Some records
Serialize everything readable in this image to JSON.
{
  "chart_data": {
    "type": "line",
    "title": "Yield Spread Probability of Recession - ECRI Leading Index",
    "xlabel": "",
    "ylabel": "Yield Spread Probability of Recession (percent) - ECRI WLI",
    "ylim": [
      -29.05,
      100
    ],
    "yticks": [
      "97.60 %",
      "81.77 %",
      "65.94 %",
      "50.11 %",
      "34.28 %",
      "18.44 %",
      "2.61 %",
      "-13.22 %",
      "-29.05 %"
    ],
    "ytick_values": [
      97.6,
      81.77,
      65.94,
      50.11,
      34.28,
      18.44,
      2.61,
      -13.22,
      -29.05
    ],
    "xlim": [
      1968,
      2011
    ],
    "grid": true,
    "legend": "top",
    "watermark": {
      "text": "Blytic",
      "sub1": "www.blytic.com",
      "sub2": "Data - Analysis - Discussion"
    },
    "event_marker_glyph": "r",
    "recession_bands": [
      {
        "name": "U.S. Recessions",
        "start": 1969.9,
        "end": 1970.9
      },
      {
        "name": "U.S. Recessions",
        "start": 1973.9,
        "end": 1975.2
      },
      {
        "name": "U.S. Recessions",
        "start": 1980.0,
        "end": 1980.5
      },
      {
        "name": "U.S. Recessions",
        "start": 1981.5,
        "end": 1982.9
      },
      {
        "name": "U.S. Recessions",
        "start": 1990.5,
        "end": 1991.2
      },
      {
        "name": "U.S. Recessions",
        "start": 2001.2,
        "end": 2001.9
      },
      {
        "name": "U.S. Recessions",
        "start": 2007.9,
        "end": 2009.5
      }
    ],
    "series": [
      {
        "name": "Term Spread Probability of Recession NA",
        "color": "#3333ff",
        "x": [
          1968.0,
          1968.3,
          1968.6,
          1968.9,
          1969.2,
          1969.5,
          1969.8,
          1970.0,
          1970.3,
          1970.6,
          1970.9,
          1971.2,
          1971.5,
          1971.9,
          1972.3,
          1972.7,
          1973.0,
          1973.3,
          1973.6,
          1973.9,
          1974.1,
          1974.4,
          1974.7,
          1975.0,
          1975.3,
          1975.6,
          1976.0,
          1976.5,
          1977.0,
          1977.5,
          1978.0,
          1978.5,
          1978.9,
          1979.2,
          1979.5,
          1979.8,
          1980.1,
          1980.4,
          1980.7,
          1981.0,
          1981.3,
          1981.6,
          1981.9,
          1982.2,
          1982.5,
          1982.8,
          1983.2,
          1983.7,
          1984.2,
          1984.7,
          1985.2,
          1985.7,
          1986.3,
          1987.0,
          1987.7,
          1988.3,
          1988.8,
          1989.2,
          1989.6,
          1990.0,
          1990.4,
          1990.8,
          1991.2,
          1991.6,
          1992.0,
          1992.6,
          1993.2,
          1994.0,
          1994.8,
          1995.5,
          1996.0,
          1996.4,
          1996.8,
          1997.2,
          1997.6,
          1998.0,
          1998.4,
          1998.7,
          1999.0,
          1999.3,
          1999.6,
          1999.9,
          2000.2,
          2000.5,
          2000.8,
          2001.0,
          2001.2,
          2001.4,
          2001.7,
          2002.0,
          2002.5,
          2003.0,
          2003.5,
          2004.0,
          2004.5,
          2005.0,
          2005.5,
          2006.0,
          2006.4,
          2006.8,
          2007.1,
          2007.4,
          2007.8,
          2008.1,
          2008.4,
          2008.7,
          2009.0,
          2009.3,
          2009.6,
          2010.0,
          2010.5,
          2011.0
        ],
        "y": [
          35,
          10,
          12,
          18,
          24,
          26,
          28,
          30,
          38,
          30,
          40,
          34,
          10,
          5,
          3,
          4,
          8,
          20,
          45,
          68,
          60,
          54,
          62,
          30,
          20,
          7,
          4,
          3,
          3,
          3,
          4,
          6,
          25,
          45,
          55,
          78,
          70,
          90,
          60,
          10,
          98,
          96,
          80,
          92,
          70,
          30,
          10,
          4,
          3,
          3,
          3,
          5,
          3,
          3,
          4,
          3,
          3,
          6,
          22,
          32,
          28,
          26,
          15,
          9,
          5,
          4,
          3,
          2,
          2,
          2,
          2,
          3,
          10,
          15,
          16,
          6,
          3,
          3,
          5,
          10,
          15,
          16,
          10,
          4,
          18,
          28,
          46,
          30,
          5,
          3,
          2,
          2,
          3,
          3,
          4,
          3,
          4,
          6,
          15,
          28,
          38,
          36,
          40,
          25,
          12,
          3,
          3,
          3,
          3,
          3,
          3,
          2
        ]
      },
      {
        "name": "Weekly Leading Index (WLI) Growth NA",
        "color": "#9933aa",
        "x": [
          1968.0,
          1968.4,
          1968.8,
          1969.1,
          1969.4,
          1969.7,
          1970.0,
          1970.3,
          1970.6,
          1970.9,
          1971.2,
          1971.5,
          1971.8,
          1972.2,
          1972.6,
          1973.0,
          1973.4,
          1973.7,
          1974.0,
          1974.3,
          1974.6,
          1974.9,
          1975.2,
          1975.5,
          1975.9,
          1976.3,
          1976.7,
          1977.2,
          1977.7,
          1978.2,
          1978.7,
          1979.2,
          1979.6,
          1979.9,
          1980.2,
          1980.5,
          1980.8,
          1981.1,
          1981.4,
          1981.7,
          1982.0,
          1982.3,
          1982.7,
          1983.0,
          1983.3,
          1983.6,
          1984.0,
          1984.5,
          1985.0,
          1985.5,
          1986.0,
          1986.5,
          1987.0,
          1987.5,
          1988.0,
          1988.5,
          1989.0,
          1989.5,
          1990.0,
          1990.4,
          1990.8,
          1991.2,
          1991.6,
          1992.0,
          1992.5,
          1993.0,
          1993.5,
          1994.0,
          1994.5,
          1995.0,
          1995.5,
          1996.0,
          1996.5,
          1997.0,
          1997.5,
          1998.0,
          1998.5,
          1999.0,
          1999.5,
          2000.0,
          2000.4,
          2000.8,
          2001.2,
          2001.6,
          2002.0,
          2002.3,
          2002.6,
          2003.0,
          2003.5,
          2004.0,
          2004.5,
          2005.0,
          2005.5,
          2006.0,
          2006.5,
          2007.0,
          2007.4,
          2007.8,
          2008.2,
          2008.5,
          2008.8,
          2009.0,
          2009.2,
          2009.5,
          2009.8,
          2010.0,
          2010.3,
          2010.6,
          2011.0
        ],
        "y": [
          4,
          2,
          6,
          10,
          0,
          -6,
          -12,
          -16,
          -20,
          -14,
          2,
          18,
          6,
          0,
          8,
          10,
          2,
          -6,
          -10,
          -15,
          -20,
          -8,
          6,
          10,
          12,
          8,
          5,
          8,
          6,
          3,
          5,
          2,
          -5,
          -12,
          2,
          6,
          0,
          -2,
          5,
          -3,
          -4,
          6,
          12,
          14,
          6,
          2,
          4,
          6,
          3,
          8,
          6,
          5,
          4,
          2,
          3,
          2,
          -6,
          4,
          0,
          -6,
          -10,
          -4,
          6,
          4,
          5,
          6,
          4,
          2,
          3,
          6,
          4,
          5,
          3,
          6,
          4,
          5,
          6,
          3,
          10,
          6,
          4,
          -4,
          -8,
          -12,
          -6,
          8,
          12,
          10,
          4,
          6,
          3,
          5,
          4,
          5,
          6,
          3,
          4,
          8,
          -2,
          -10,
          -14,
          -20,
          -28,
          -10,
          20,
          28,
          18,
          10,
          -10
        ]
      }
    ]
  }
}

— Required task —
Reproduce the material above without altering a single character.

— Exercise solution —
Serialize everything readable in this image to JSON.
{
  "chart_data": {
    "type": "line",
    "title": "Yield Spread Probability of Recession - ECRI Leading Index",
    "xlabel": "",
    "ylabel": "Yield Spread Probability of Recession (percent) - ECRI WLI",
    "ylim": [
      -29.05,
      100
    ],
    "yticks": [
      "97.60 %",
      "81.77 %",
      "65.94 %",
      "50.11 %",
      "34.28 %",
      "18.44 %",
      "2.61 %",
      "-13.22 %",
      "-29.05 %"
    ],
    "ytick_values": [
      97.6,
      81.77,
      65.94,
      50.11,
      34.28,
      18.44,
      2.61,
      -13.22,
      -29.05
    ],
    "xlim": [
      1968,
      2011
    ],
    "grid": true,
    "legend": "top",
    "watermark": {
      "text": "Blytic",
      "sub1": "www.blytic.com",
      "sub2": "Data - Analysis - Discussion"
    },
    "event_marker_glyph": "r",
    "recession_bands": [
      {
        "name": "U.S. Recessions",
        "start": 1969.9,
        "end": 1970.9
      },
      {
        "name": "U.S. Recessions",
        "start": 1973.9,
        "end": 1975.2
      },
      {
        "name": "U.S. Recessions",
        "start": 1980.0,
        "end": 1980.5
      },
      {
        "name": "U.S. Recessions",
        "start": 1981.5,
        "end": 1982.9
      },
      {
        "name": "U.S. Recessions",
        "start": 1990.5,
        "end": 1991.2
      },
      {
        "name": "U.S. Recessions",
        "start": 2001.2,
        "end": 2001.9
      },
      {
        "name": "U.S. Recessions",
        "start": 2007.9,
        "end": 2009.5
      }
    ],
    "series": [
      {
        "name": "Term Spread Probability of Recession NA",
        "color": "#3333ff",
        "x": [
          1968.0,
          1968.3,
          1968.6,
          1968.9,
          1969.2,
          1969.5,
          1969.8,
          1970.0,
          1970.3,
          1970.6,
          1970.9,
          1971.2,
          1971.5,
          1971.9,
          1972.3,
          1972.7,
          1973.0,
          1973.3,
          1973.6,
          1973.9,
          1974.1,
          1974.4,
          1974.7,
          1975.0,
          1975.3,
          1975.6,
          1976.0,
          1976.5,
          1977.0,
          1977.5,
          1978.0,
          1978.5,
          1978.9,
          1979.2,
          1979.5,
          1979.8,
          1980.1,
          1980.4,
          1980.7,
          1981.0,
          1981.3,
          1981.6,
          1981.9,
          1982.2,
          1982.5,
          1982.8,
          1983.2,
          1983.7,
          1984.2,
          1984.7,
          1985.2,
          1985.7,
          1986.3,
          1987.0,
          1987.7,
          1988.3,
          1988.8,
          1989.2,
          1989.6,
          1990.0,
          1990.4,
          1990.8,
          1991.2,
          1991.6,
          1992.0,
          1992.6,
          1993.2,
          1994.0,
          1994.8,
          1995.5,
          1996.0,
          1996.4,
          1996.8,
          1997.2,
          1997.6,
          1998.0,
          1998.4,
          1998.7,
          1999.0,
          1999.3,
          1999.6,
          1999.9,
          2000.2,
          2000.5,
          2000.8,
          2001.0,
          2001.2,
          2001.4,
          2001.7,
          2002.0,
          2002.5,
          2003.0,
          2003.5,
          2004.0,
          2004.5,
          2005.0,
          2005.5,
          2006.0,
          2006.4,
          2006.8,
          2007.1,
          2007.4,
          2007.8,
          2008.1,
          2008.4,
          2008.7,
          2009.0,
          2009.3,
          2009.6,
          2010.0,
          2010.5,
          2011.0
        ],
        "y": [
          35,
          10,
          12,
          18,
          24,
          26,
          28,
          30,
          38,
          30,
          40,
          34,
          10,
          5,
          3,
          4,
          8,
          20,
          45,
          68,
          60,
          54,
          62,
          30,
          20,
          7,
          4,
          3,
          3,
          3,
          4,
          6,
          25,
          45,
          55,
          78,
          70,
          90,
          60,
          10,
          98,
          96,
          80,
          92,
          70,
          30,
          10,
          4,
          3,
          3,
          3,
          5,
          3,
          3,
          4,
          3,
          3,
          6,
          22,
          32,
          28,
          26,
          15,
          9,
          5,
          4,
          3,
          2,
          2,
          2,
          2,
          3,
          10,
          15,
          16,
          6,
          3,
          3,
          5,
          10,
          15,
          16,
          10,
          4,
          18,
          28,
          46,
          30,
          5,
          3,
          2,
          2,
          3,
          3,
          4,
          3,
          4,
          6,
          15,
          28,
          38,
          36,
          40,
          25,
          12,
          3,
          3,
          3,
          3,
          3,
          3,
          2
        ]
      },
      {
        "name": "Weekly Leading Index (WLI) Growth NA",
        "color": "#9933aa",
        "x": [
          1968.0,
          1968.4,
          1968.8,
          1969.1,
          1969.4,
          1969.7,
          1970.0,
          1970.3,
          1970.6,
          1970.9,
          1971.2,
          1971.5,
          1971.8,
          1972.2,
          1972.6,
          1973.0,
          1973.4,
          1973.7,
          1974.0,
          1974.3,
          1974.6,
          1974.9,
          1975.2,
          1975.5,
          1975.9,
          1976.3,
          1976.7,
          1977.2,
          1977.7,
          1978.2,
          1978.7,
          1979.2,
          1979.6,
          1979.9,
          1980.2,
          1980.5,
          1980.8,
          1981.1,
          1981.4,
          1981.7,
          1982.0,
          1982.3,
          1982.7,
          1983.0,
          1983.3,
          1983.6,
          1984.0,
          1984.5,
          1985.0,
          1985.5,
          1986.0,
          1986.5,
          1987.0,
          1987.5,
          1988.0,
          1988.5,
          1989.0,
          1989.5,
          1990.0,
          1990.4,
          1990.8,
          1991.2,
          1991.6,
          1992.0,
          1992.5,
          1993.0,
          1993.5,
          1994.0,
          1994.5,
          1995.0,
          1995.5,
          1996.0,
          1996.5,
          1997.0,
          1997.5,
          1998.0,
          1998.5,
          1999.0,
          1999.5,
          2000.0,
          2000.4,
          2000.8,
          2001.2,
          2001.6,
          2002.0,
          2002.3,
          2002.6,
          2003.0,
          2003.5,
          2004.0,
          2004.5,
          2005.0,
          2005.5,
          2006.0,
          2006.5,
          2007.0,
          2007.4,
          2007.8,
          2008.2,
          2008.5,
          2008.8,
          2009.0,
          2009.2,
          2009.5,
          2009.8,
          2010.0,
          2010.3,
          2010.6,
          2011.0
        ],
        "y": [
          4,
          2,
          6,
          10,
          0,
          -6,
          -12,
          -16,
          -20,
          -14,
          2,
          18,
          6,
          0,
          8,
          10,
          2,
          -6,
          -10,
          -15,
          -20,
          -8,
          6,
          10,
          12,
          8,
          5,
          8,
          6,
          3,
          5,
          2,
          -5,
          -12,
          2,
          6,
          0,
          -2,
          5,
          -3,
          -4,
          6,
          12,
          14,
          6,
          2,
          4,
          6,
          3,
          8,
          6,
          5,
          4,
          2,
          3,
          2,
          -6,
          4,
          0,
          -6,
          -10,
          -4,
          6,
          4,
          5,
          6,
          4,
          2,
          3,
          6,
          4,
          5,
          3,
          6,
          4,
          5,
          6,
          3,
          10,
          6,
          4,
          -4,
          -8,
          -12,
          -6,
          8,
          12,
          10,
          4,
          6,
          3,
          5,
          4,
          5,
          6,
          3,
          4,
          8,
          -2,
          -10,
          -14,
          -20,
          -28,
          -10,
          20,
          28,
          18,
          10,
          -10
        ]
      }
    ]
  }
}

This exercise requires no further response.